TASK PROMPT
Reproduce every line of the items below verbatim, omitting the pictures from your answer.
####################
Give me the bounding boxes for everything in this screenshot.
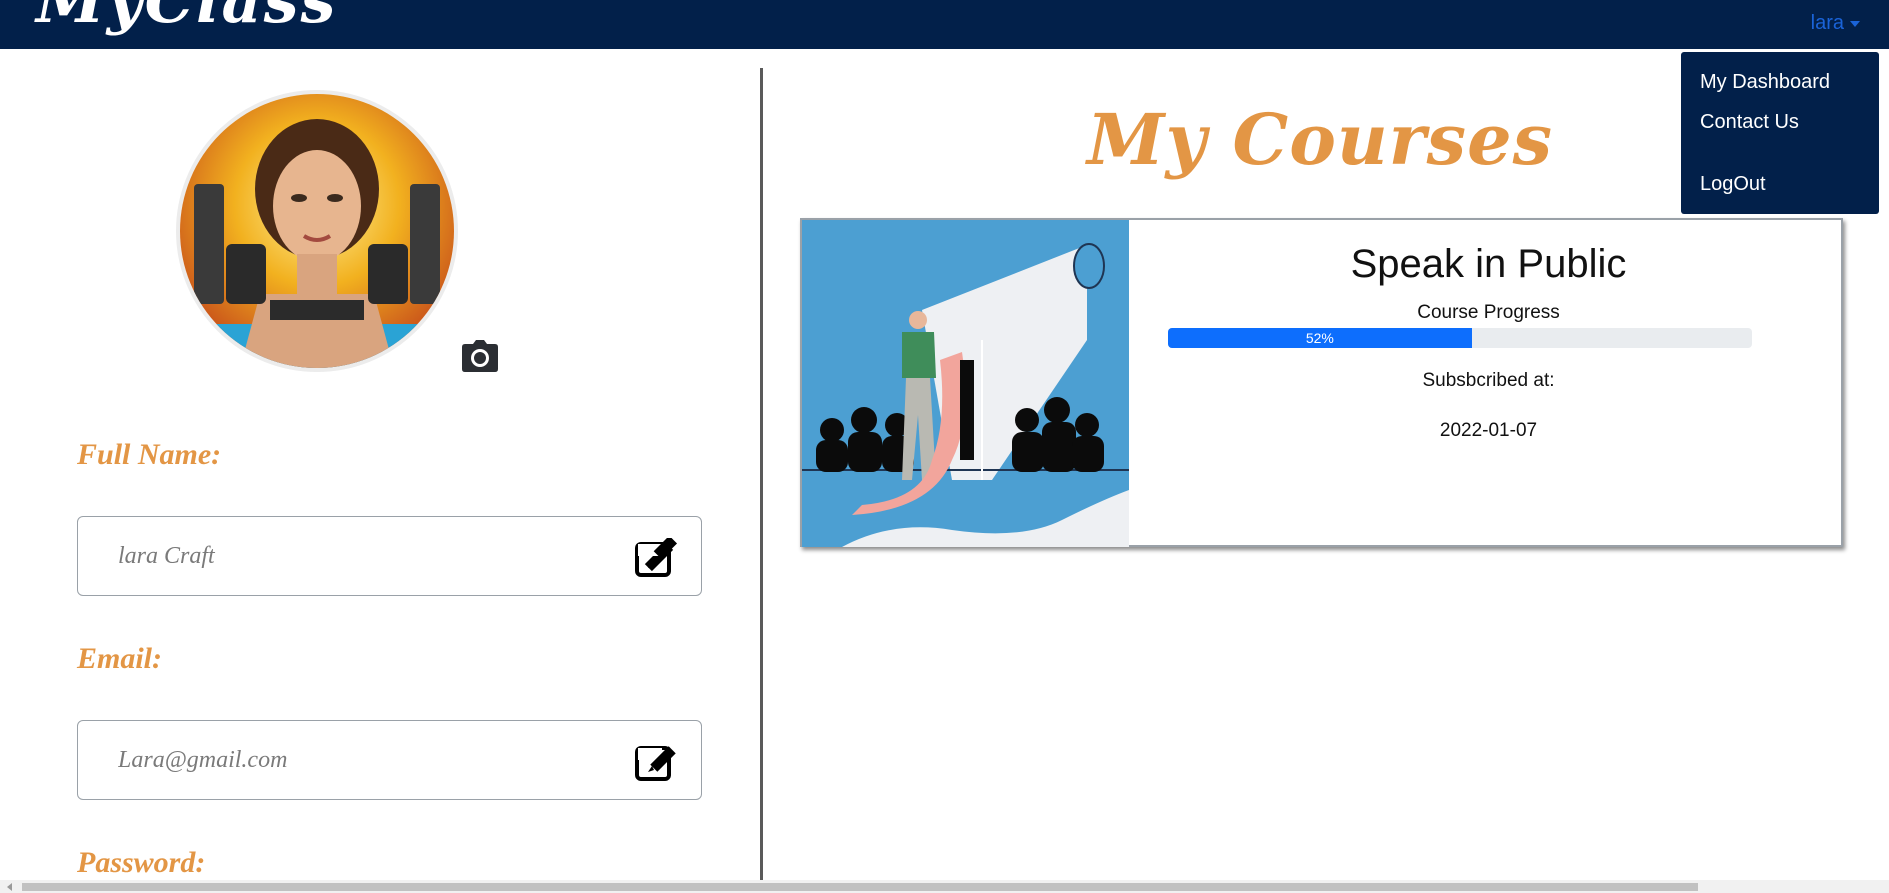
menu-item-my-dashboard[interactable]: My Dashboard [1700,71,1830,94]
course-title[interactable]: Speak in Public [1132,242,1845,287]
menu-item-contact-us[interactable]: Contact Us [1700,111,1799,134]
course-card[interactable]: Speak in Public Course Progress 52% Subs… [800,218,1843,547]
edit-icon[interactable] [634,742,678,782]
menu-item-logout[interactable]: LogOut [1700,173,1766,196]
full-name-input[interactable] [116,535,580,577]
email-label: Email: [77,642,163,675]
brand-logo[interactable]: MyClass [36,0,338,32]
horizontal-scrollbar[interactable] [0,880,1889,893]
full-name-field-box [77,516,702,596]
progress-bar: 52% [1168,328,1752,348]
course-progress-label: Course Progress [1417,302,1560,323]
progress-bar-fill: 52% [1168,328,1472,348]
password-label: Password: [77,846,206,879]
vertical-divider [760,68,763,880]
avatar [176,90,458,372]
user-dropdown-menu: My Dashboard Contact Us LogOut [1681,52,1879,214]
subscribed-date: 2022-01-07 [1439,420,1538,441]
camera-icon[interactable] [460,338,500,374]
course-thumbnail [802,220,1129,547]
scrollbar-thumb[interactable] [22,883,1698,891]
email-field-box [77,720,702,800]
subscribed-label: Subsbcribed at: [1422,370,1555,391]
caret-down-icon[interactable] [1850,20,1860,27]
email-input[interactable] [116,739,580,781]
edit-icon[interactable] [634,535,678,578]
user-name[interactable]: lara [1811,12,1844,34]
full-name-label: Full Name: [77,438,222,471]
top-navbar: MyClass lara [0,0,1889,49]
scroll-left-arrow-icon[interactable] [7,883,12,891]
page-title: My Courses [1086,98,1554,181]
user-menu-toggle[interactable]: lara [1811,12,1860,35]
####################
ANSWER IN FULL
Give me the bounding boxes for everything in this screenshot.
menu-item-my-dashboard[interactable]: My Dashboard [1700,71,1830,94]
course-title[interactable]: Speak in Public [1132,242,1845,287]
menu-item-contact-us[interactable]: Contact Us [1700,111,1799,134]
course-card[interactable]: Speak in Public Course Progress 52% Subs… [800,218,1843,547]
edit-icon[interactable] [634,742,678,782]
menu-item-logout[interactable]: LogOut [1700,173,1766,196]
full-name-input[interactable] [116,535,580,577]
email-label: Email: [77,642,163,675]
brand-logo[interactable]: MyClass [36,0,338,32]
horizontal-scrollbar[interactable] [0,880,1889,893]
full-name-field-box [77,516,702,596]
progress-bar: 52% [1168,328,1752,348]
course-progress-label: Course Progress [1417,302,1560,323]
progress-bar-fill: 52% [1168,328,1472,348]
password-label: Password: [77,846,206,879]
vertical-divider [760,68,763,880]
avatar [176,90,458,372]
user-dropdown-menu: My Dashboard Contact Us LogOut [1681,52,1879,214]
subscribed-date: 2022-01-07 [1439,420,1538,441]
camera-icon[interactable] [460,338,500,374]
course-thumbnail [802,220,1129,547]
scrollbar-thumb[interactable] [22,883,1698,891]
email-field-box [77,720,702,800]
subscribed-label: Subsbcribed at: [1422,370,1555,391]
caret-down-icon[interactable] [1850,20,1860,27]
email-input[interactable] [116,739,580,781]
edit-icon[interactable] [634,535,678,578]
user-name[interactable]: lara [1811,12,1844,34]
full-name-label: Full Name: [77,438,222,471]
top-navbar: MyClass lara [0,0,1889,49]
scroll-left-arrow-icon[interactable] [7,883,12,891]
page-title: My Courses [1086,98,1554,181]
user-menu-toggle[interactable]: lara [1811,12,1860,35]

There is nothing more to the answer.